*** Excerpted records ***

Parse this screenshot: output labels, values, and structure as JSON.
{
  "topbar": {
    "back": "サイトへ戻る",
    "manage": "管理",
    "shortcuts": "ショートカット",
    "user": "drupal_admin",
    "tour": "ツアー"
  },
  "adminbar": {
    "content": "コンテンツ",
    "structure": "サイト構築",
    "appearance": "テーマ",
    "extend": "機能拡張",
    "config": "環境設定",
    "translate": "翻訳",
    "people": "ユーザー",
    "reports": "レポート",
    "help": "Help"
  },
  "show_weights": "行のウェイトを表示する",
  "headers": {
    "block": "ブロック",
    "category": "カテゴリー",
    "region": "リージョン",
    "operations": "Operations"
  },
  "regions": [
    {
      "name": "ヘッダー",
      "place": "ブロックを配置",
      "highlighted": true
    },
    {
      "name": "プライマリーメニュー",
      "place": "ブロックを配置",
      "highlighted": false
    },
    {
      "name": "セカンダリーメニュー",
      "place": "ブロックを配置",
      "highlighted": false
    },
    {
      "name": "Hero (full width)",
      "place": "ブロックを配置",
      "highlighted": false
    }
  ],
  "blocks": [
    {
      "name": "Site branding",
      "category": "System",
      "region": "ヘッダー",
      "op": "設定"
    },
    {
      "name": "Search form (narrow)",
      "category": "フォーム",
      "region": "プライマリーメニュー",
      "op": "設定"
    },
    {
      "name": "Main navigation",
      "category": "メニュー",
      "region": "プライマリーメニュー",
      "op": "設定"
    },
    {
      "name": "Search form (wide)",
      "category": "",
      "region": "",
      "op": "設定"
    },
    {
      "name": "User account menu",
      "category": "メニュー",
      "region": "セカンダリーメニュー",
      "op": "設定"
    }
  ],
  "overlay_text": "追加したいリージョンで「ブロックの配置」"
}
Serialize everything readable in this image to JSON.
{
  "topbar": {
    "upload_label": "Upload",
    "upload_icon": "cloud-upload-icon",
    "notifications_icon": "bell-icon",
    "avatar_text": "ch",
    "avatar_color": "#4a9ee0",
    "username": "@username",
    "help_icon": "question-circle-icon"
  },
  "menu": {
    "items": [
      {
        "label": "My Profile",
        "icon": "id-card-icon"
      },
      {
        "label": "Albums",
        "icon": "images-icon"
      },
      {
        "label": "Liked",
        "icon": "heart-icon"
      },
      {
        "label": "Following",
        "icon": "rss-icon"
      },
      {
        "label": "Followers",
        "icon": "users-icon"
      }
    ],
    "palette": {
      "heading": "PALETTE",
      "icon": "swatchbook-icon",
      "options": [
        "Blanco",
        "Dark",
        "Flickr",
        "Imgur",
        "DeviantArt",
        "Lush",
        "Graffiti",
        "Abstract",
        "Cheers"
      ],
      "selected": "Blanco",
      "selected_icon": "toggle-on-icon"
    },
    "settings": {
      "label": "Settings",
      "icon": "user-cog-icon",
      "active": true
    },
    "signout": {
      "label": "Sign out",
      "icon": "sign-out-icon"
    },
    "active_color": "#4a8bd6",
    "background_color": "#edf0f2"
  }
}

***

> Your task:
Every line above that contains the word "structure" should be reported.

> Complete response:
Parse this screenshot: output labels, values, and structure as JSON.
    "structure": "サイト構築",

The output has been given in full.